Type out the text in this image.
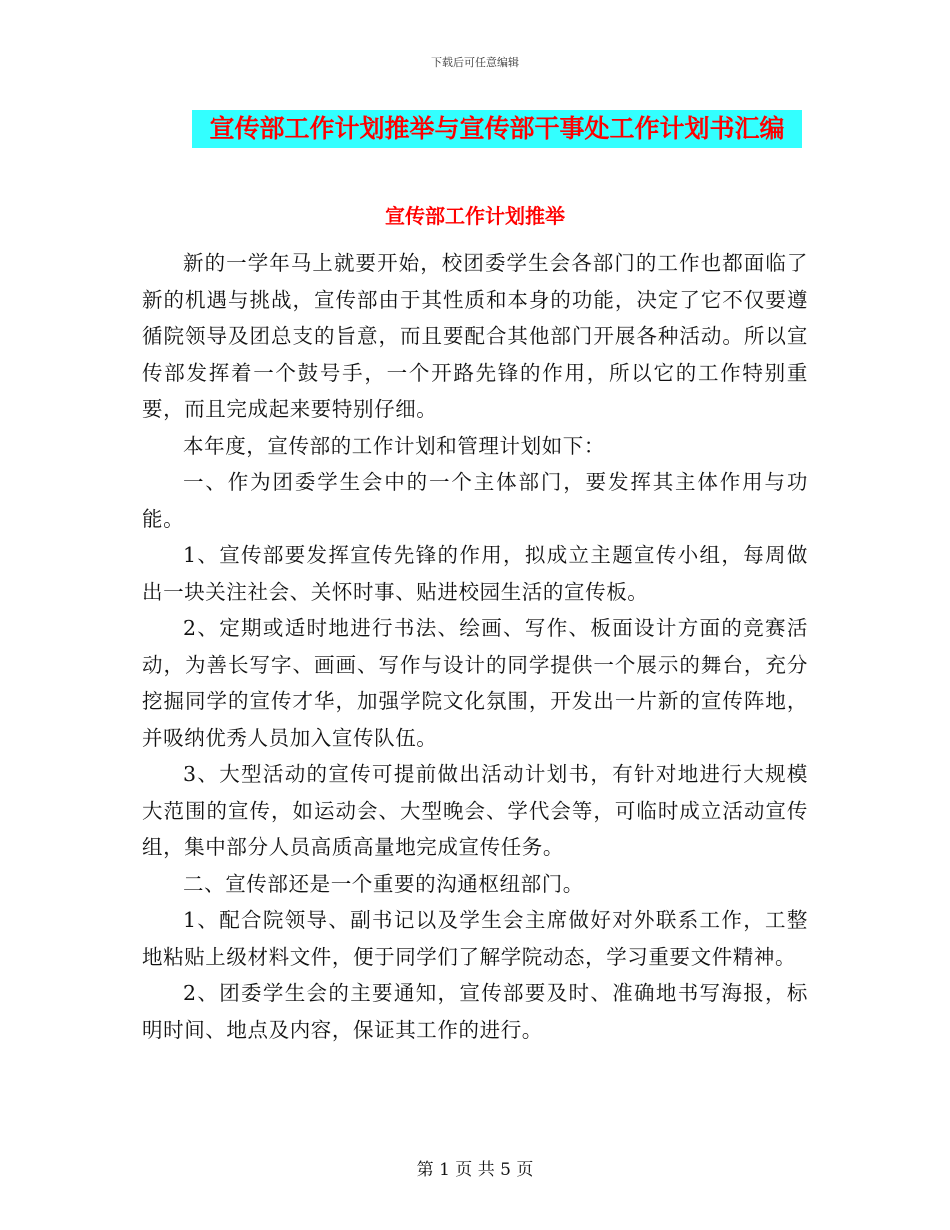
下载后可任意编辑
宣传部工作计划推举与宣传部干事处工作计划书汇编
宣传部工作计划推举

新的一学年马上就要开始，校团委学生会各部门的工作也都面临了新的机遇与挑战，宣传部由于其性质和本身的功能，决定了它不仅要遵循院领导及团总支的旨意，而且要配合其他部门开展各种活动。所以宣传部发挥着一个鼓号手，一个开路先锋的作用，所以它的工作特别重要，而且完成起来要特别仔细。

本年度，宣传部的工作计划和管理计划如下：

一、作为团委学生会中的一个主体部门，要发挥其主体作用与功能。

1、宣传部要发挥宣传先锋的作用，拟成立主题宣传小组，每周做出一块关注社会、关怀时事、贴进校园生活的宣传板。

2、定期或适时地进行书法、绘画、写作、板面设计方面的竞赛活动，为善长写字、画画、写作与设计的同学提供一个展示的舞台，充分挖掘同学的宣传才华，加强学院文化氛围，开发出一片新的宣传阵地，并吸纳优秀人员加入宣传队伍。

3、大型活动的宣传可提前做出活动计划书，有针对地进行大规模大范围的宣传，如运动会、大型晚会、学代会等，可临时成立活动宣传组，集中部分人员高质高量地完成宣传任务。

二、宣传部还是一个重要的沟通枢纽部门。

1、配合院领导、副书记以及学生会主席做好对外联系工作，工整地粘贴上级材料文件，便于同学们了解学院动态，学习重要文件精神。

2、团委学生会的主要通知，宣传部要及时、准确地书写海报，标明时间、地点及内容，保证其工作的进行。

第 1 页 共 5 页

__________________________________________________

Pictures are excluded; copy every other part of the records exactly.

Type out the text in this image.
下载后可任意编辑
宣传部工作计划推举与宣传部干事处工作计划书汇编
宣传部工作计划推举

新的一学年马上就要开始，校团委学生会各部门的工作也都面临了新的机遇与挑战，宣传部由于其性质和本身的功能，决定了它不仅要遵循院领导及团总支的旨意，而且要配合其他部门开展各种活动。所以宣传部发挥着一个鼓号手，一个开路先锋的作用，所以它的工作特别重要，而且完成起来要特别仔细。

本年度，宣传部的工作计划和管理计划如下：

一、作为团委学生会中的一个主体部门，要发挥其主体作用与功能。

1、宣传部要发挥宣传先锋的作用，拟成立主题宣传小组，每周做出一块关注社会、关怀时事、贴进校园生活的宣传板。

2、定期或适时地进行书法、绘画、写作、板面设计方面的竞赛活动，为善长写字、画画、写作与设计的同学提供一个展示的舞台，充分挖掘同学的宣传才华，加强学院文化氛围，开发出一片新的宣传阵地，并吸纳优秀人员加入宣传队伍。

3、大型活动的宣传可提前做出活动计划书，有针对地进行大规模大范围的宣传，如运动会、大型晚会、学代会等，可临时成立活动宣传组，集中部分人员高质高量地完成宣传任务。

二、宣传部还是一个重要的沟通枢纽部门。

1、配合院领导、副书记以及学生会主席做好对外联系工作，工整地粘贴上级材料文件，便于同学们了解学院动态，学习重要文件精神。

2、团委学生会的主要通知，宣传部要及时、准确地书写海报，标明时间、地点及内容，保证其工作的进行。

第 1 页 共 5 页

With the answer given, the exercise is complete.